Set tasks:
1) In the certificate extensions text, answer each question:
(a) Which extension in the table has only "Generic" as its reference?
(b) In the map example, what name is given to the extension whose OID is overridden?
(c) What is currently the only default IP resource in all certificates and ROAs?
2) Copy word for word the part of the certificate extensions text between "# and an ASN" and "6th or 9th.", inclusive.

Passage:
—————

The presently implemented extensions are

Initials	Extension	Reference
bc	Basic Constraints	Generic, RPKI
ski	Subject Key Identifier	Generic, RPKI
aki	Authority Key Identifier	Generic, RPKI
ku	Key Usage	Generic, RPKI
crldp	CRL Distribution Points	Generic, RPKI
aia	Authority Information Access	Generic, RPKI
sia	Subject Information Access	Generic, RPKI
cp	Certificate Policies	Generic, RPKI
ip	IP Resources	Generic, RPKI
asn	AS Resources	Generic, RPKI
crln	CRL Number	Generic

Every extension gets an extnID OID, a critical boolean and a type-dependent extnValue, all editable through subfields:

obj.tbsCertificate.extensions.ip.extnID = 1.3.6.1.5.5.7.1.28
obj.tbsCertificate.extensions.ip.critical = true
obj.tbsCertificate.extensions.ip.extnValue = [ 192.0.2.0/24, 2001:db8::/96 ]
obj.tbsCertificate.extensions.asn.extnID = 1.3.6.1.5.5.7.1.29
obj.tbsCertificate.extensions.asn.critical = true
obj.tbsCertificate.extensions.asn.extnValue.asnum = [ 0x1234, 0x5678 ]
obj.tbsCertificate.extensions.asn.extnValue.rdi = [ 0x9ABC, 0xDEF0 ]

If you want a different extension list, override it:

# Replaces the extension list with an IP extension (type "ip", name "ip")
# and an ASN extension (type "asn", name "asn").
obj.tbsCertificate.extensions = [ ip, asn ]

# The "ip" label now refers to the first extension (because that's the one named "ip" now),
# not the (now nonexistent) 6th or 9th.
obj.tbsCertificate.extensions.ip.extnID = 1.2.3.4.5

You can customize the extension names by declaring the extensions object as a map. This is useful if you want to list multiple extensions of the same type:

obj.tbsCertificate.extensions = {
	# <name> = <type>
	red = ip,
	blue = asn,
	yellow = ip,
	purple = bc,
	orange = ip,
	green = asn
}

# Overrides the OID of the third ip extension
obj.tbsCertificate.extensions.orange.extnID = 1.2.3.4.5

Whether declared as a set or map, the final list will contain the extensions in the same order in which they were declared.

IP Resources

obj.content.encapContentInfo.eContent.ipAddrBlocks = [
	192.0.2.0/24,
	203.0.113.0,
	2001:db8::/40-48
]

List as many as you need. barry will automatically detect IP version and drop each entry to the corresponding ROAIPAddressFamily.

At present, all certificates and ROAs contain 192.0.2.0/24 as their only default IP resource. This is going to change in the future.

—————

Information provided:
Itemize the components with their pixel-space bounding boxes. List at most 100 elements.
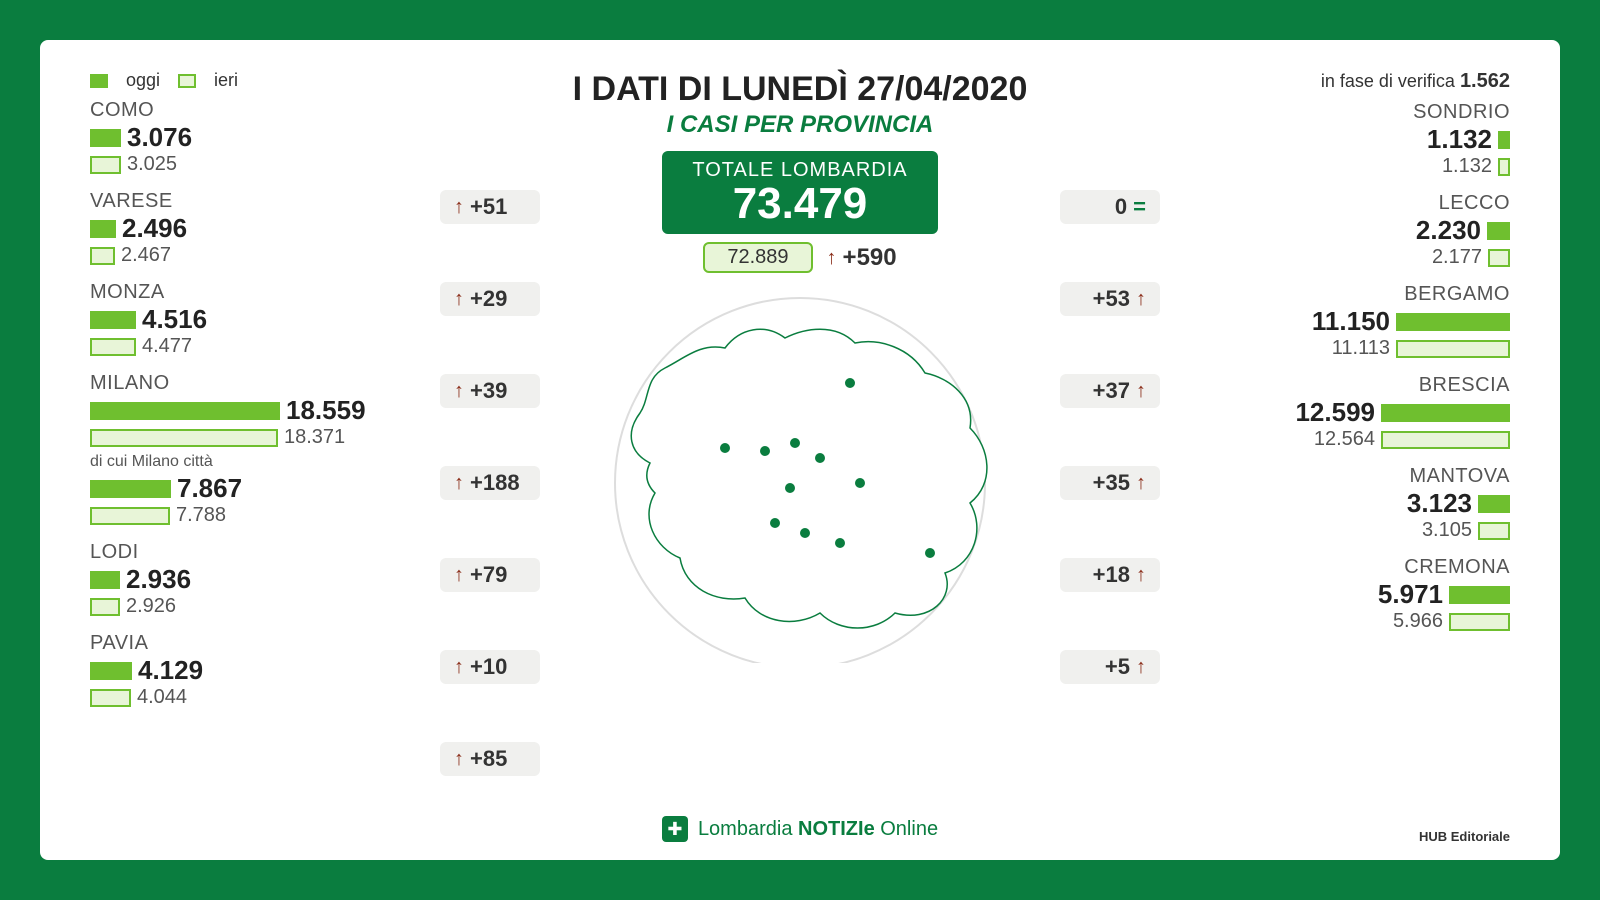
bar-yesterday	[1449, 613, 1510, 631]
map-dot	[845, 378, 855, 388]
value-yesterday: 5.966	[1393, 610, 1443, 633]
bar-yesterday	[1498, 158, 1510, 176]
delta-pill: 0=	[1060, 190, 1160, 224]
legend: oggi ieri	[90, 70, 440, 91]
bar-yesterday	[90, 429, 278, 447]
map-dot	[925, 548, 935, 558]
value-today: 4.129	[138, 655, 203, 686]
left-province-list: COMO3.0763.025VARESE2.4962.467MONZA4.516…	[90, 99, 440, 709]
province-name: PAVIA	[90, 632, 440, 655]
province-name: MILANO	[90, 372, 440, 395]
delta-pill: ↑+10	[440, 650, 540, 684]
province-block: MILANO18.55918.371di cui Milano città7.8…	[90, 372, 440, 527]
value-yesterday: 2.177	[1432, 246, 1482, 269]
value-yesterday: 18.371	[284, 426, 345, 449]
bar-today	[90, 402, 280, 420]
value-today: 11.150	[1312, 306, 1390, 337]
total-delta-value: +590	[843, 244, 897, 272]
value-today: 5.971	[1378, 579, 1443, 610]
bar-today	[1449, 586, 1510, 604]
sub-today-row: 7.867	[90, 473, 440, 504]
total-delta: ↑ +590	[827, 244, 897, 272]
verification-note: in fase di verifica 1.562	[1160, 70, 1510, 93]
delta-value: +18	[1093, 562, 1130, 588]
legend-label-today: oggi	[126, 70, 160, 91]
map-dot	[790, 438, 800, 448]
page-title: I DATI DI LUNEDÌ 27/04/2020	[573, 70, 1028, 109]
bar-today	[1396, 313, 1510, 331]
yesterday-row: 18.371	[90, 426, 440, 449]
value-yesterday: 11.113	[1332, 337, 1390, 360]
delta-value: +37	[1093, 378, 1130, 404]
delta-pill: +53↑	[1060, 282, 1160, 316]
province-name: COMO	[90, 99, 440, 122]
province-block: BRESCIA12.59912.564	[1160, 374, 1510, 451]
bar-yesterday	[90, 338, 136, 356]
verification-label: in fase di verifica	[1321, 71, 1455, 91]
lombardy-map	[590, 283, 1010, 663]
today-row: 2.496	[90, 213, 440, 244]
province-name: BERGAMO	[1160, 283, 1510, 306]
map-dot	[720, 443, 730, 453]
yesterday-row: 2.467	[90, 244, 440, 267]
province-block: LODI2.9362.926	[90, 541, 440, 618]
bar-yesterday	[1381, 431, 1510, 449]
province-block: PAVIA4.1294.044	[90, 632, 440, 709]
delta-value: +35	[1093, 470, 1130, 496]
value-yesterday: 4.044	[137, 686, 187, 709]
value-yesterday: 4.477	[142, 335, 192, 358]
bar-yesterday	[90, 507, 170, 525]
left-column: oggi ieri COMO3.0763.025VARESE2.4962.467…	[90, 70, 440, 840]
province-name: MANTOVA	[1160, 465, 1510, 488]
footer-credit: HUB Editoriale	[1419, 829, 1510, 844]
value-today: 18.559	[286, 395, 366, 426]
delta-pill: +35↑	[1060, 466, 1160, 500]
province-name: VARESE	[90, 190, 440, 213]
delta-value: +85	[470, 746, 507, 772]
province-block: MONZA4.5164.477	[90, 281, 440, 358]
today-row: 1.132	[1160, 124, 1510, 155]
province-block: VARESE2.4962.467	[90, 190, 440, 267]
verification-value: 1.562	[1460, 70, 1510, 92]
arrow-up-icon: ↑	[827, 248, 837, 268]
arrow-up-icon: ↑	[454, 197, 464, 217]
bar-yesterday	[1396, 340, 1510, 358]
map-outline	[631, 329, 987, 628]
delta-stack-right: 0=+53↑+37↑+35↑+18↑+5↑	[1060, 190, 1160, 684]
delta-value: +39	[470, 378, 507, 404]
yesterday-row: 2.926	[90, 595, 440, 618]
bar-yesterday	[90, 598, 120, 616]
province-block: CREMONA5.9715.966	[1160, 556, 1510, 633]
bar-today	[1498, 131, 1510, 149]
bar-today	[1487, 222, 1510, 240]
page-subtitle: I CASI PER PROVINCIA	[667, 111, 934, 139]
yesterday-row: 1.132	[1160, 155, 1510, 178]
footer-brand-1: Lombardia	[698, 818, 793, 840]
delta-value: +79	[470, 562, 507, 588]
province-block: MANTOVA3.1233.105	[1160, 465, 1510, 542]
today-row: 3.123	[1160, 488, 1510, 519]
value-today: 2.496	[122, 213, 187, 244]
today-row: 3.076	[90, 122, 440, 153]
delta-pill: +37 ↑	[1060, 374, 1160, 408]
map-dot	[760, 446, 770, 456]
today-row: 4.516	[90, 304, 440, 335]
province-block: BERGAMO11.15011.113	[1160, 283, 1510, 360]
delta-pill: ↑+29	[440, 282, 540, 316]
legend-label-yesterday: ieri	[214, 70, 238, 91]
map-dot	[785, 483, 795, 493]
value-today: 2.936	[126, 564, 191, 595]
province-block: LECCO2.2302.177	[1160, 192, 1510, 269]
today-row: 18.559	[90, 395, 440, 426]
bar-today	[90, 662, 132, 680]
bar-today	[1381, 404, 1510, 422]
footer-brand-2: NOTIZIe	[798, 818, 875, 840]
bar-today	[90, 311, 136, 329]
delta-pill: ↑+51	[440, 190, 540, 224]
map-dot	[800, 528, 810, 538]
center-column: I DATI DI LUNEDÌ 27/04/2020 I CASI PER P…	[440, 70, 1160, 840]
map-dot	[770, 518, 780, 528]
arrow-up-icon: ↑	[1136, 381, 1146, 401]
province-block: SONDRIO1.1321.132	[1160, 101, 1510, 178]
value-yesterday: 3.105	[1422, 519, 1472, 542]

—————

Responses by task:
1)
(a) CRL Number (crln)
(b) orange
(c) 192.0.2.0/24

2)
# and an ASN extension (type "asn", name "asn").
obj.tbsCertificate.extensions = [ ip, asn ]

# The "ip" label now refers to the first extension (because that's the one named "ip" now),
# not the (now nonexistent) 6th or 9th.